● Problem statement: Read the listing below and copy out every line that holds "this".

● Dataset:
^^^^^^^^^^^^^^^^

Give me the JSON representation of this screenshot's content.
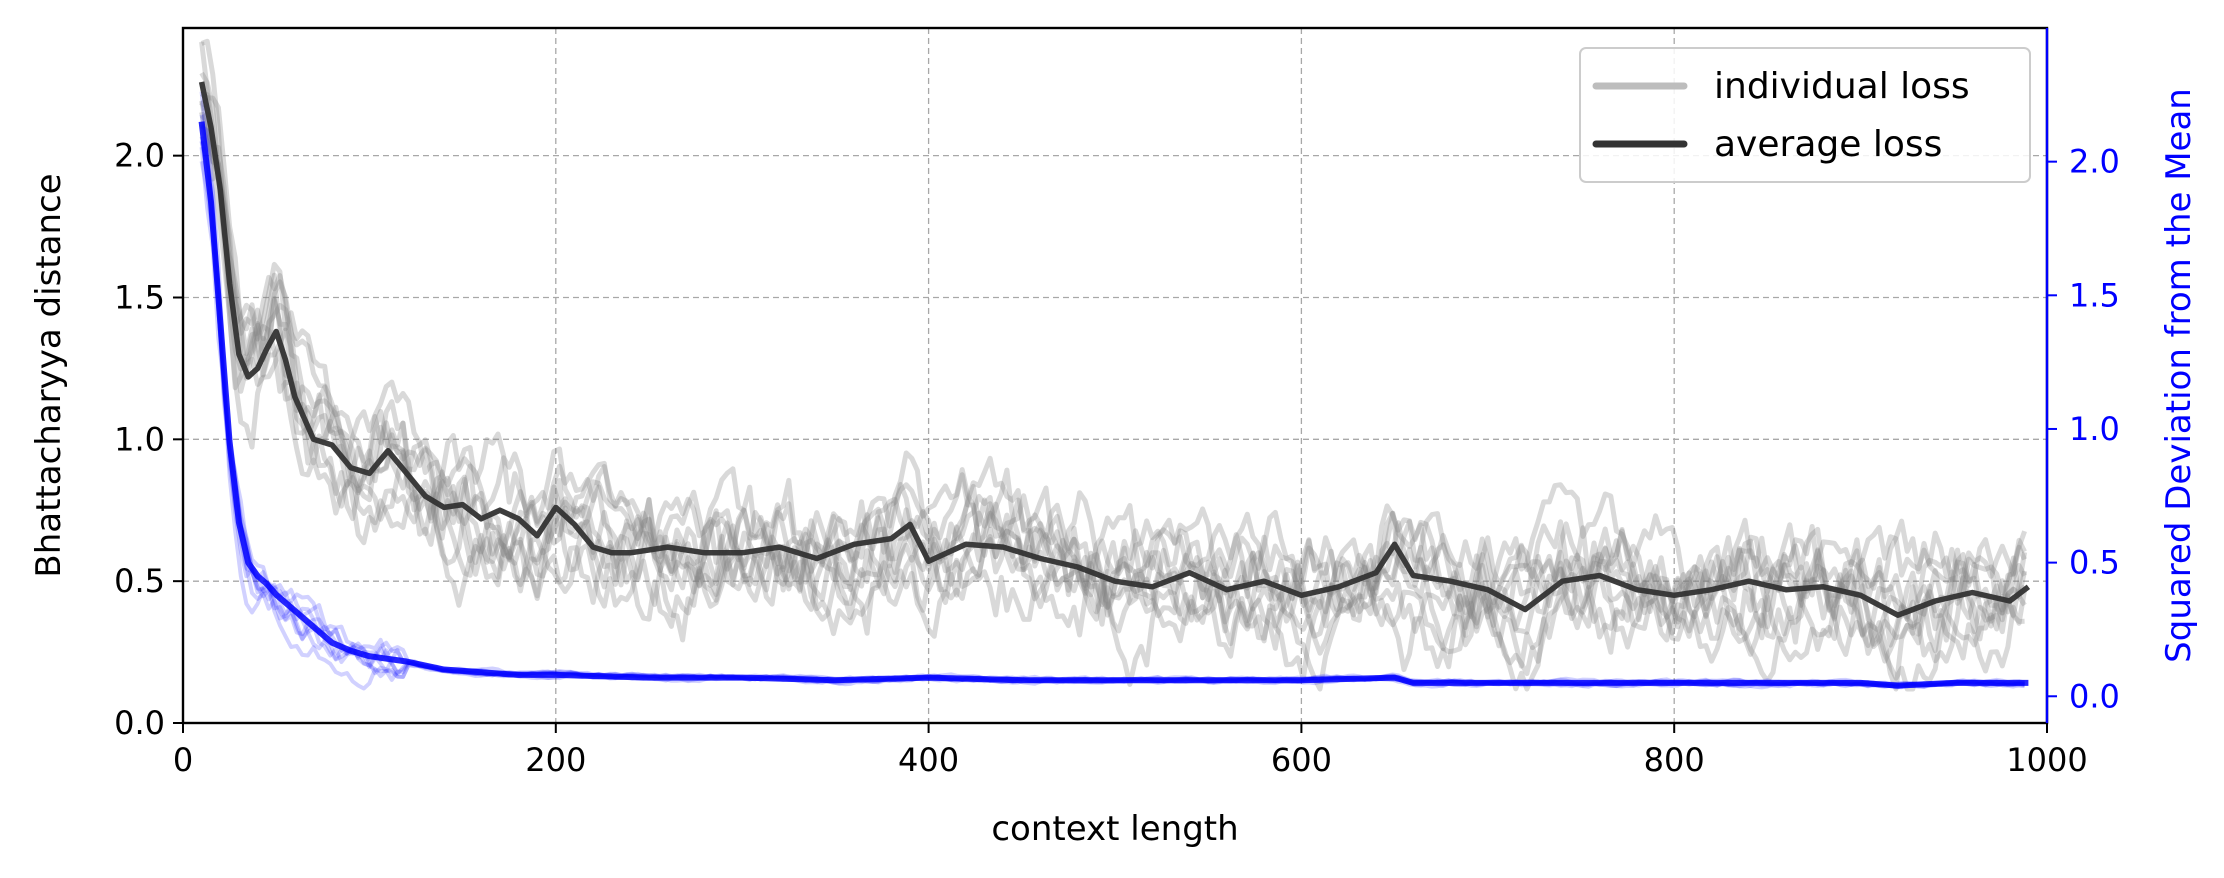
{
  "chart_data": {
    "type": "line",
    "title": "",
    "xlabel": "context length",
    "ylabel": "Bhattacharyya distance",
    "y2label": "Squared Deviation from the Mean",
    "xlim": [
      0,
      1000
    ],
    "ylim": [
      0,
      2.45
    ],
    "y2lim": [
      -0.1,
      2.5
    ],
    "xticks": [
      0,
      200,
      400,
      600,
      800,
      1000
    ],
    "yticks": [
      0.0,
      0.5,
      1.0,
      1.5,
      2.0
    ],
    "y2ticks": [
      0.0,
      0.5,
      1.0,
      1.5,
      2.0
    ],
    "grid": true,
    "legend_position": "top-right",
    "legend": [
      {
        "label": "individual loss",
        "color": "#bdbdbd"
      },
      {
        "label": "average loss",
        "color": "#333333"
      }
    ],
    "colors": {
      "individual_loss": "#808080",
      "average_loss": "#333333",
      "deviation": "#0000ff",
      "right_axis": "#0000ff"
    },
    "series": [
      {
        "name": "average loss",
        "axis": "left",
        "x": [
          10,
          15,
          20,
          25,
          30,
          35,
          40,
          45,
          50,
          55,
          60,
          70,
          80,
          90,
          100,
          110,
          120,
          130,
          140,
          150,
          160,
          170,
          180,
          190,
          200,
          210,
          220,
          230,
          240,
          260,
          280,
          300,
          320,
          340,
          360,
          380,
          390,
          400,
          420,
          440,
          460,
          480,
          500,
          520,
          540,
          560,
          580,
          600,
          620,
          640,
          650,
          660,
          680,
          700,
          720,
          740,
          760,
          780,
          800,
          820,
          840,
          860,
          880,
          900,
          920,
          940,
          960,
          980,
          990
        ],
        "values": [
          2.26,
          2.1,
          1.88,
          1.55,
          1.3,
          1.22,
          1.25,
          1.32,
          1.38,
          1.28,
          1.15,
          1.0,
          0.98,
          0.9,
          0.88,
          0.96,
          0.88,
          0.8,
          0.76,
          0.77,
          0.72,
          0.75,
          0.72,
          0.66,
          0.76,
          0.7,
          0.62,
          0.6,
          0.6,
          0.62,
          0.6,
          0.6,
          0.62,
          0.58,
          0.63,
          0.65,
          0.7,
          0.57,
          0.63,
          0.62,
          0.58,
          0.55,
          0.5,
          0.48,
          0.53,
          0.47,
          0.5,
          0.45,
          0.48,
          0.53,
          0.63,
          0.52,
          0.5,
          0.47,
          0.4,
          0.5,
          0.52,
          0.47,
          0.45,
          0.47,
          0.5,
          0.47,
          0.48,
          0.45,
          0.38,
          0.43,
          0.46,
          0.43,
          0.48
        ]
      },
      {
        "name": "",
        "axis": "right",
        "x": [
          10,
          15,
          20,
          25,
          30,
          35,
          40,
          45,
          50,
          60,
          70,
          80,
          90,
          100,
          120,
          140,
          160,
          180,
          200,
          250,
          300,
          350,
          400,
          450,
          500,
          550,
          600,
          650,
          660,
          700,
          750,
          800,
          850,
          900,
          920,
          950,
          990
        ],
        "values": [
          2.15,
          1.85,
          1.4,
          0.95,
          0.65,
          0.5,
          0.45,
          0.42,
          0.38,
          0.32,
          0.26,
          0.2,
          0.17,
          0.15,
          0.13,
          0.1,
          0.09,
          0.08,
          0.08,
          0.07,
          0.07,
          0.06,
          0.07,
          0.06,
          0.06,
          0.06,
          0.06,
          0.07,
          0.05,
          0.05,
          0.05,
          0.05,
          0.05,
          0.05,
          0.04,
          0.05,
          0.05
        ]
      }
    ]
  }
}
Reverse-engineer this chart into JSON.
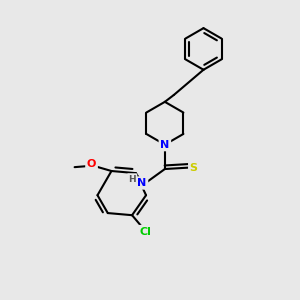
{
  "background_color": "#e8e8e8",
  "bond_color": "#000000",
  "bond_width": 1.5,
  "atom_colors": {
    "N": "#0000ff",
    "O": "#ff0000",
    "S": "#cccc00",
    "Cl": "#00cc00",
    "H": "#555555",
    "C": "#000000"
  },
  "font_size": 8,
  "figsize": [
    3.0,
    3.0
  ],
  "dpi": 100
}
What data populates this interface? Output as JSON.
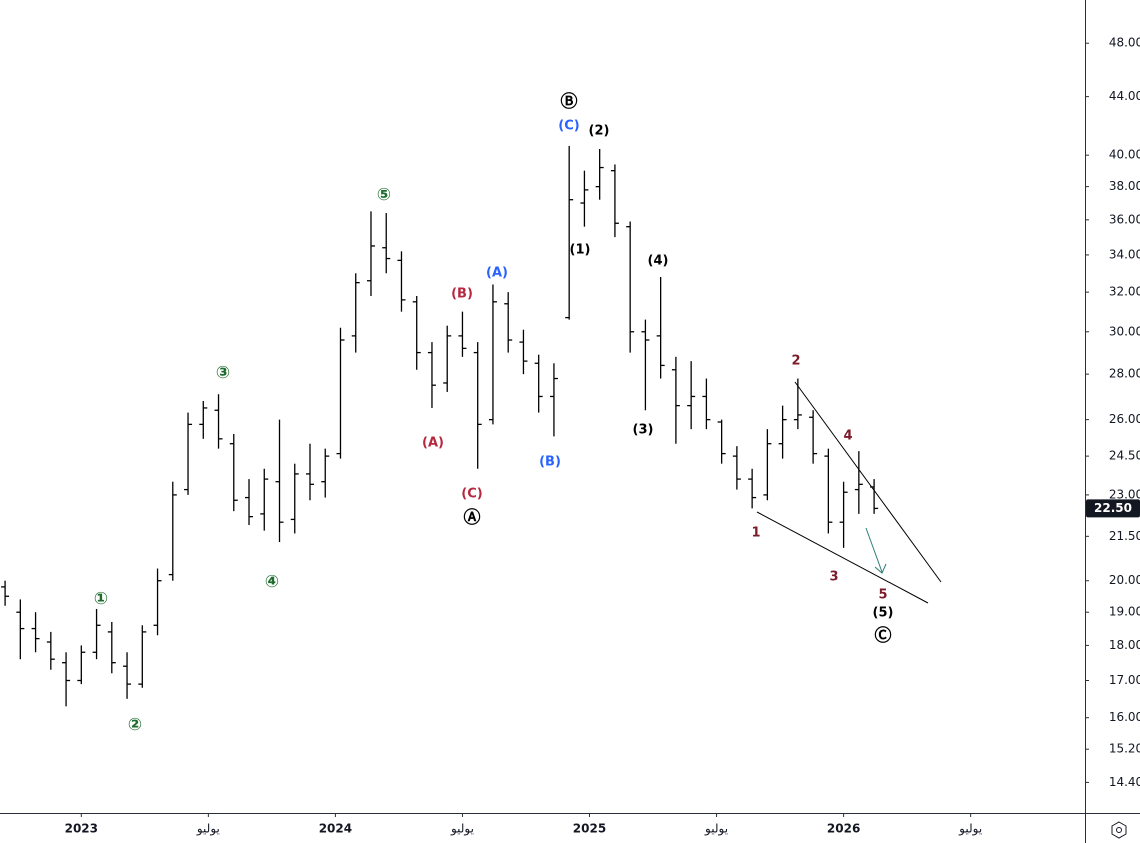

^^^^^^^^^^^^^^^^

● Task answer:
Give me the JSON representation of this screenshot's content.
Reverse-engineer this chart into JSON.
What data populates this interface? Output as JSON.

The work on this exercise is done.